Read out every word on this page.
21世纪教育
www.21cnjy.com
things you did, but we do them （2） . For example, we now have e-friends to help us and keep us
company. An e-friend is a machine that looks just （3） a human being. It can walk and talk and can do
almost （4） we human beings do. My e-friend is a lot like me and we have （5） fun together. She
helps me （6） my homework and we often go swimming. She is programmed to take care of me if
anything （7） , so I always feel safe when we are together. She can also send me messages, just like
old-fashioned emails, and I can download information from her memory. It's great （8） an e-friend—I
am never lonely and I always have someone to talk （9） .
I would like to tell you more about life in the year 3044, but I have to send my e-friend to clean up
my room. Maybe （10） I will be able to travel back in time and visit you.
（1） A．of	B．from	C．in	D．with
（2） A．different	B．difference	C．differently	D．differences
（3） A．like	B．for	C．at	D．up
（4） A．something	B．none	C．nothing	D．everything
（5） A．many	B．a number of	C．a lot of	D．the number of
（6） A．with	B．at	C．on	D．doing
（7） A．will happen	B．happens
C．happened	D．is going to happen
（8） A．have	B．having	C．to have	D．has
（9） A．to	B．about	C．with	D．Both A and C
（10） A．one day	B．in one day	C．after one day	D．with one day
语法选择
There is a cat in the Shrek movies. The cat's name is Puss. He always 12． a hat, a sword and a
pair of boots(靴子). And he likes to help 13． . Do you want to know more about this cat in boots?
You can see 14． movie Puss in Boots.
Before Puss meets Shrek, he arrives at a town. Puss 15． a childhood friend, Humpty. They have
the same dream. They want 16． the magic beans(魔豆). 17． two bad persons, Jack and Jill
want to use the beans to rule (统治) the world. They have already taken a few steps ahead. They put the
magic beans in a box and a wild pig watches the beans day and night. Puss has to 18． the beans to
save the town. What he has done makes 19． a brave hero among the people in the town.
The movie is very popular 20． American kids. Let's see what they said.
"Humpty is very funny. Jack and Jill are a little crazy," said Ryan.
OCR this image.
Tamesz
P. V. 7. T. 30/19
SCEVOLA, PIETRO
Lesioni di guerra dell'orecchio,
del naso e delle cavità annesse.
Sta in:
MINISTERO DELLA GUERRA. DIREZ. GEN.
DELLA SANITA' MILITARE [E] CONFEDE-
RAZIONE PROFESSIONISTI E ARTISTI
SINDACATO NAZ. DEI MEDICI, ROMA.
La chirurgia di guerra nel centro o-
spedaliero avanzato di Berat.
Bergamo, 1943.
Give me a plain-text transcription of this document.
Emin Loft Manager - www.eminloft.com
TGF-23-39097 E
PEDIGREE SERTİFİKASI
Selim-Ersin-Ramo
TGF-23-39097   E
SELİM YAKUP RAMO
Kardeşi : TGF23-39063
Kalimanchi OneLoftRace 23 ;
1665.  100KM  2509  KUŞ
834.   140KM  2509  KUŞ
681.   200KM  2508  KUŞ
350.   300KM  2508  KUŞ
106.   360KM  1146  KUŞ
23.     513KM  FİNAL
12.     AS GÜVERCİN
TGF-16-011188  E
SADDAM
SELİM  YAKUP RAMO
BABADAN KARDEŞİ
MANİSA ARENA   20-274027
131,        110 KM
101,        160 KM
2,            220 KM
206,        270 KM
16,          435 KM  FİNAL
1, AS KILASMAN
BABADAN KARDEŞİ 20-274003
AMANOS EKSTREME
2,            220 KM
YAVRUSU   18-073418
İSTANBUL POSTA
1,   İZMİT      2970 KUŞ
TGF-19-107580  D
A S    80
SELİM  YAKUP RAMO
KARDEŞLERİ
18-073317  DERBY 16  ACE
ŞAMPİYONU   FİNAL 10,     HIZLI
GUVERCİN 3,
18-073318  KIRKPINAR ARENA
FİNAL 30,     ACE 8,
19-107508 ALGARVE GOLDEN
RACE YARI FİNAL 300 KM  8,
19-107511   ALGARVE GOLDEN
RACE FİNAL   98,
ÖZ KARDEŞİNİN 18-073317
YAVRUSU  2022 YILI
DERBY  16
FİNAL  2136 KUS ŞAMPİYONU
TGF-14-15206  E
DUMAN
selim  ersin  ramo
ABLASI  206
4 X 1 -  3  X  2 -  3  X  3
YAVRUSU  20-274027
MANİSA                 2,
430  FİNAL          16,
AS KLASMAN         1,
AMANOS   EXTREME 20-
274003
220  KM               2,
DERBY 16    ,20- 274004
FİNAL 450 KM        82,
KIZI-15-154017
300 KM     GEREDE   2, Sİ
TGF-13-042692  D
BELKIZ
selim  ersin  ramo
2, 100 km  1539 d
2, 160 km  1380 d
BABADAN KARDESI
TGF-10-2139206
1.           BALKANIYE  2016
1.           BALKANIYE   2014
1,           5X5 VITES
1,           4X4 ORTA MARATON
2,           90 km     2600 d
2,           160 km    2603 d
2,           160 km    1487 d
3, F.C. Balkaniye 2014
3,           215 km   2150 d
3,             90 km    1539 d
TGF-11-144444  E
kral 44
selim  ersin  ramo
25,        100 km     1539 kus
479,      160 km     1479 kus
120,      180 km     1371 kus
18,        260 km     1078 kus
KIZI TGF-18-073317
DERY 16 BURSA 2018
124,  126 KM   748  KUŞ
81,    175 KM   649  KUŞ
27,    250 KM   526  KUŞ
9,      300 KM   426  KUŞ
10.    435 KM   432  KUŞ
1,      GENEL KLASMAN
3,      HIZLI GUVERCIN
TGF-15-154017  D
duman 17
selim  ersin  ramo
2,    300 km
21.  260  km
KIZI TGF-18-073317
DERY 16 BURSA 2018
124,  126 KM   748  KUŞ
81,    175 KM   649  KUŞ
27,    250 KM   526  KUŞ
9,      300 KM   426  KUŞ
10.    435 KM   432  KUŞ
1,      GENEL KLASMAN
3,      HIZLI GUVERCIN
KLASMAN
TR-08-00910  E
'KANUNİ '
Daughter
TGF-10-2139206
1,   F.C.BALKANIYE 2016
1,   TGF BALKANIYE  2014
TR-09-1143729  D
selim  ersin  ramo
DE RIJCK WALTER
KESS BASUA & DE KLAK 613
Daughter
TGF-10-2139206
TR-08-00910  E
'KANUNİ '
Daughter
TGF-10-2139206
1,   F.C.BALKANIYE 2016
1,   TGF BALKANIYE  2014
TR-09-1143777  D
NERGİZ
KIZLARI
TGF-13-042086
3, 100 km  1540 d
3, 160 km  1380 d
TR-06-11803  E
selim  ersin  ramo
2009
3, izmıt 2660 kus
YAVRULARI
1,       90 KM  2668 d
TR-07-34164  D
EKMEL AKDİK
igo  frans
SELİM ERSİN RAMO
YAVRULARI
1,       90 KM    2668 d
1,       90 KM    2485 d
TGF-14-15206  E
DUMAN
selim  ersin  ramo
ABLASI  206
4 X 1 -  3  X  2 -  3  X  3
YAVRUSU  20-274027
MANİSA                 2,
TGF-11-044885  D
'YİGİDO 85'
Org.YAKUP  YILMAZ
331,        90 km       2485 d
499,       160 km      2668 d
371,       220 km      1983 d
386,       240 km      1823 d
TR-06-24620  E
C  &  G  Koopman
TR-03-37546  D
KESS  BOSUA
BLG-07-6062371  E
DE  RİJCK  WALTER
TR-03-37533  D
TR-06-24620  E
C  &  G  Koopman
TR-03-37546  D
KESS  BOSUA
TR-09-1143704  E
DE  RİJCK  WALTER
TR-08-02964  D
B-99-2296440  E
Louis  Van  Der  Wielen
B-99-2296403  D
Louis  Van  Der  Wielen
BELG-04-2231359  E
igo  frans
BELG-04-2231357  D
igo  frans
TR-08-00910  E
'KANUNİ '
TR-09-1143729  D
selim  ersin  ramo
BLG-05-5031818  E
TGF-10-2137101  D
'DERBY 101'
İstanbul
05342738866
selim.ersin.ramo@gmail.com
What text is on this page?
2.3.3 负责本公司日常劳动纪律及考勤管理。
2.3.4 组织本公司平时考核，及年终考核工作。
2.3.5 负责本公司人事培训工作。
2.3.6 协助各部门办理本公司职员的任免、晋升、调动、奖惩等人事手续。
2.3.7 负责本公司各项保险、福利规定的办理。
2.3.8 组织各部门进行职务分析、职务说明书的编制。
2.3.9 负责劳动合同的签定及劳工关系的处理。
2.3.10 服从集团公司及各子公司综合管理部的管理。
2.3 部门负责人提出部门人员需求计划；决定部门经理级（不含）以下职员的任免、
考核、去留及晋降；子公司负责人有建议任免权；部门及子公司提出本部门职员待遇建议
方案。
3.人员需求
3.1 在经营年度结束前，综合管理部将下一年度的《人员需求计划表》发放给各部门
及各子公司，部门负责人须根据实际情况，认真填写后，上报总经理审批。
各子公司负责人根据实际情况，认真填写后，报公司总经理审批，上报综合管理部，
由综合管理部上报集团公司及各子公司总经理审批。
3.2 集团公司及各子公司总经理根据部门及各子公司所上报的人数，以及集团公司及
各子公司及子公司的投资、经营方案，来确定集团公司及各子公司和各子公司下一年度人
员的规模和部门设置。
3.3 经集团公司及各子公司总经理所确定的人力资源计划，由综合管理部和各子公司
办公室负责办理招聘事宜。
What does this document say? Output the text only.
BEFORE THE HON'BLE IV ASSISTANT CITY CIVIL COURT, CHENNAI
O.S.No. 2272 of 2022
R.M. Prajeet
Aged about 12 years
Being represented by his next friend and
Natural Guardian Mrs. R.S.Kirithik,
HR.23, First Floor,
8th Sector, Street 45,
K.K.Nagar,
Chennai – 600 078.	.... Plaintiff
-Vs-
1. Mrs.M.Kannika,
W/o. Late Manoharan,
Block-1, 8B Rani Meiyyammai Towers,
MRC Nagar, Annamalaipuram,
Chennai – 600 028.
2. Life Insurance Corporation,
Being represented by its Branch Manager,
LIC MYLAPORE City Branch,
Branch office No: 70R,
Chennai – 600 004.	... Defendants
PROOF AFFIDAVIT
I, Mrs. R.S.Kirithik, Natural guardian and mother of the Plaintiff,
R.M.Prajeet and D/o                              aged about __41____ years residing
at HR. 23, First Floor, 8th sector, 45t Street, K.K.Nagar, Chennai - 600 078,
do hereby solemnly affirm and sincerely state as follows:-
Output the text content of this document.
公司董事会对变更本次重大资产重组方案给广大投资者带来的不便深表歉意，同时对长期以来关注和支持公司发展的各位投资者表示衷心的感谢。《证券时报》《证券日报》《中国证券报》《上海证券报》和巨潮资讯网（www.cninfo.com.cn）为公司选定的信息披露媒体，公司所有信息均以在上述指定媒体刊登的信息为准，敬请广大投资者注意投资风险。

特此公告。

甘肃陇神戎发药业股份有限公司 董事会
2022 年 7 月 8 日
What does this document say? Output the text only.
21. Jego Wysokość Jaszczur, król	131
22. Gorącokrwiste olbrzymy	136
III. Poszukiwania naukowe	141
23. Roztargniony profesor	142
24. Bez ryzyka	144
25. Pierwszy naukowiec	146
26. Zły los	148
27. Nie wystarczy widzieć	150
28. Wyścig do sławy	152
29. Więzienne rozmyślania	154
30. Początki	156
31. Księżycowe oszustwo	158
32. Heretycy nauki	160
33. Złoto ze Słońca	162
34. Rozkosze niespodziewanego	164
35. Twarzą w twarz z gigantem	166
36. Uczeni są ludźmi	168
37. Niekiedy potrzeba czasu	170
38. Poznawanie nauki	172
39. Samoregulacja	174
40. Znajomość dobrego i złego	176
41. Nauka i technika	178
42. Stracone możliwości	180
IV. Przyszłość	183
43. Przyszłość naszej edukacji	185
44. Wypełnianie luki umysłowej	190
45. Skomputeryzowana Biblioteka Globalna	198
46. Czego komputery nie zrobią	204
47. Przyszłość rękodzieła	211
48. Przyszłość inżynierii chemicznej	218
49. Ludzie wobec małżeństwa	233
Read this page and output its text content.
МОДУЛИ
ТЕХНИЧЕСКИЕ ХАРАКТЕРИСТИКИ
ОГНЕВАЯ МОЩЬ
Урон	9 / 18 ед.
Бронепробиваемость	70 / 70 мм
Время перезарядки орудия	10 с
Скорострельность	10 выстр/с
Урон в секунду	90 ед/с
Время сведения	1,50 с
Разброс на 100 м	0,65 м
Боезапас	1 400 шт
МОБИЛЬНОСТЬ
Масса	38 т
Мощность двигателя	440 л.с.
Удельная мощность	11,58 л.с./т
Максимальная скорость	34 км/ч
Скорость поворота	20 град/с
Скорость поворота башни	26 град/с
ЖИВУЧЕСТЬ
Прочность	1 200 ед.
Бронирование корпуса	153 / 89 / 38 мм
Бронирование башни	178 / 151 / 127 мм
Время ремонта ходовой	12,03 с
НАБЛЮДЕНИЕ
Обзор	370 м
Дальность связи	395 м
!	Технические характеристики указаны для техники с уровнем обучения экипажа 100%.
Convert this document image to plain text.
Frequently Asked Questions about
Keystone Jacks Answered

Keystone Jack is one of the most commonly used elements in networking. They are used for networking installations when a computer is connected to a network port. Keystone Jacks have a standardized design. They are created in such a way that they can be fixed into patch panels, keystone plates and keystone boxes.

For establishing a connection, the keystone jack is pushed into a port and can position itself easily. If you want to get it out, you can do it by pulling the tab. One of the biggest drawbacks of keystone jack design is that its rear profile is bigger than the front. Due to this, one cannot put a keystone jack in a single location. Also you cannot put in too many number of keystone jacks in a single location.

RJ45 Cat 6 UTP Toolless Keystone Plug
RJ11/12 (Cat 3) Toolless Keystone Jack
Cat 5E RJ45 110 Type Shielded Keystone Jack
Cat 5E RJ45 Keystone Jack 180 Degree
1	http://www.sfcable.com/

[Set task]: Work through the records above line by line and count those that hold the string "GOLDEN". Give only the result.

[Task output]: 2